[Records from a dataset]
________________________
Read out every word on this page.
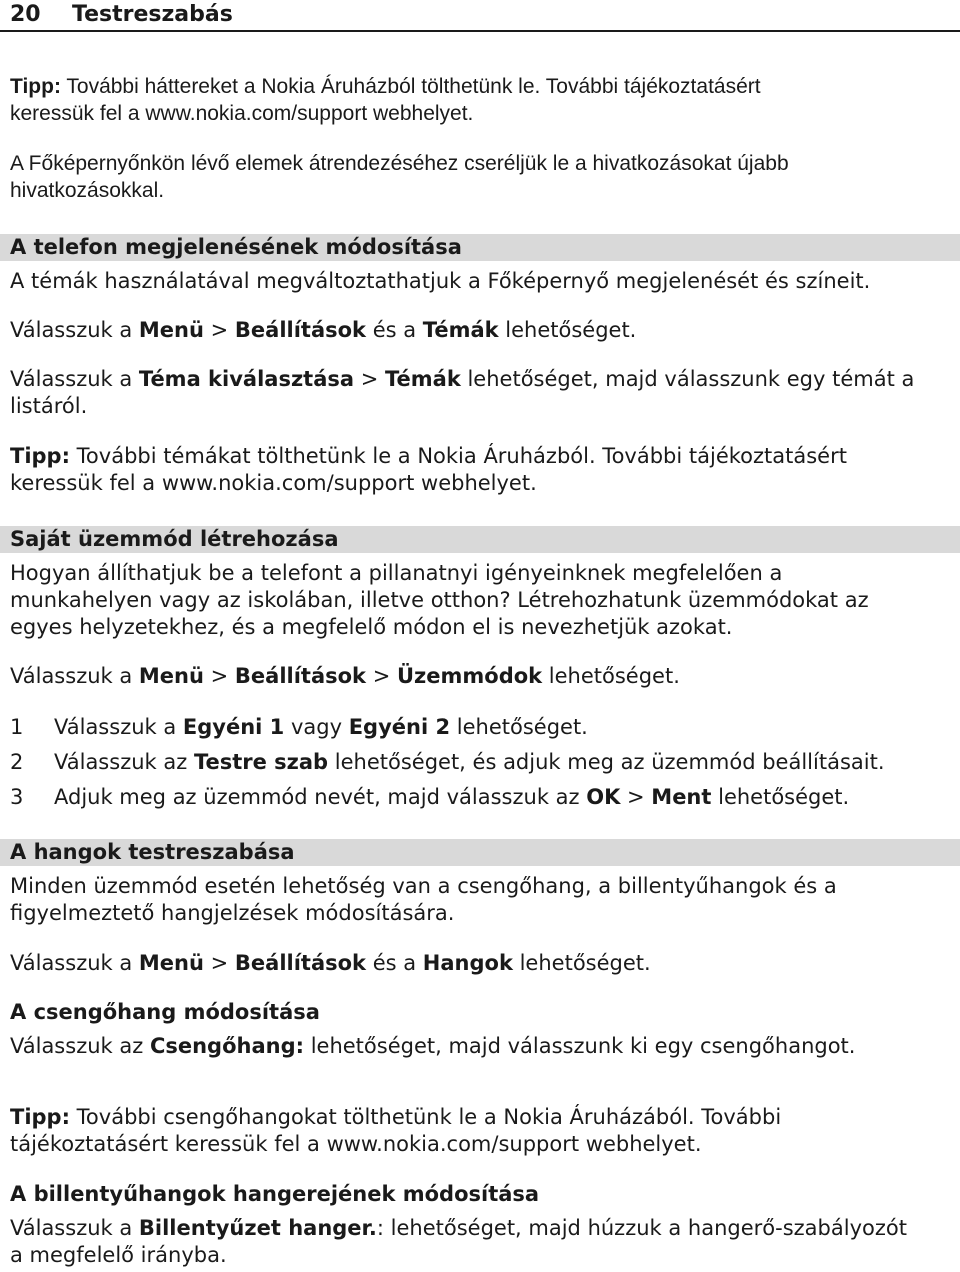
20 Testreszabás
Tipp: További háttereket a Nokia Áruházból tölthetünk le. További tájékoztatásért
keressük fel a www.nokia.com/support webhelyet.
A Főképernyőnkön lévő elemek átrendezéséhez cseréljük le a hivatkozásokat újabb
hivatkozásokkal.
A telefon megjelenésének módosítása
A témák használatával megváltoztathatjuk a Főképernyő megjelenését és színeit.
Válasszuk a Menü > Beállítások és a Témák lehetőséget.
Válasszuk a Téma kiválasztása > Témák lehetőséget, majd válasszunk egy témát a
listáról.
Tipp: További témákat tölthetünk le a Nokia Áruházból. További tájékoztatásért
keressük fel a www.nokia.com/support webhelyet.
Saját üzemmód létrehozása
Hogyan állíthatjuk be a telefont a pillanatnyi igényeinknek megfelelően a
munkahelyen vagy az iskolában, illetve otthon? Létrehozhatunk üzemmódokat az
egyes helyzetekhez, és a megfelelő módon el is nevezhetjük azokat.
Válasszuk a Menü > Beállítások > Üzemmódok lehetőséget.
1 Válasszuk a Egyéni 1 vagy Egyéni 2 lehetőséget.
2 Válasszuk az Testre szab lehetőséget, és adjuk meg az üzemmód beállításait.
3 Adjuk meg az üzemmód nevét, majd válasszuk az OK > Ment lehetőséget.
A hangok testreszabása
Minden üzemmód esetén lehetőség van a csengőhang, a billentyűhangok és a
figyelmeztető hangjelzések módosítására.
Válasszuk a Menü > Beállítások és a Hangok lehetőséget.
A csengőhang módosítása
Válasszuk az Csengőhang: lehetőséget, majd válasszunk ki egy csengőhangot.
Tipp: További csengőhangokat tölthetünk le a Nokia Áruházából. További
tájékoztatásért keressük fel a www.nokia.com/support webhelyet.
A billentyűhangok hangerejének módosítása
Válasszuk a Billentyűzet hanger.: lehetőséget, majd húzzuk a hangerő-szabályozót
a megfelelő irányba.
________________________
• [Exercise aim] Copy every line of the entries above in which "vagy" occurs.

• [Solution for this problem]
munkahelyen vagy az iskolában, illetve otthon? Létrehozhatunk üzemmódokat az
1 Válasszuk a Egyéni 1 vagy Egyéni 2 lehetőséget.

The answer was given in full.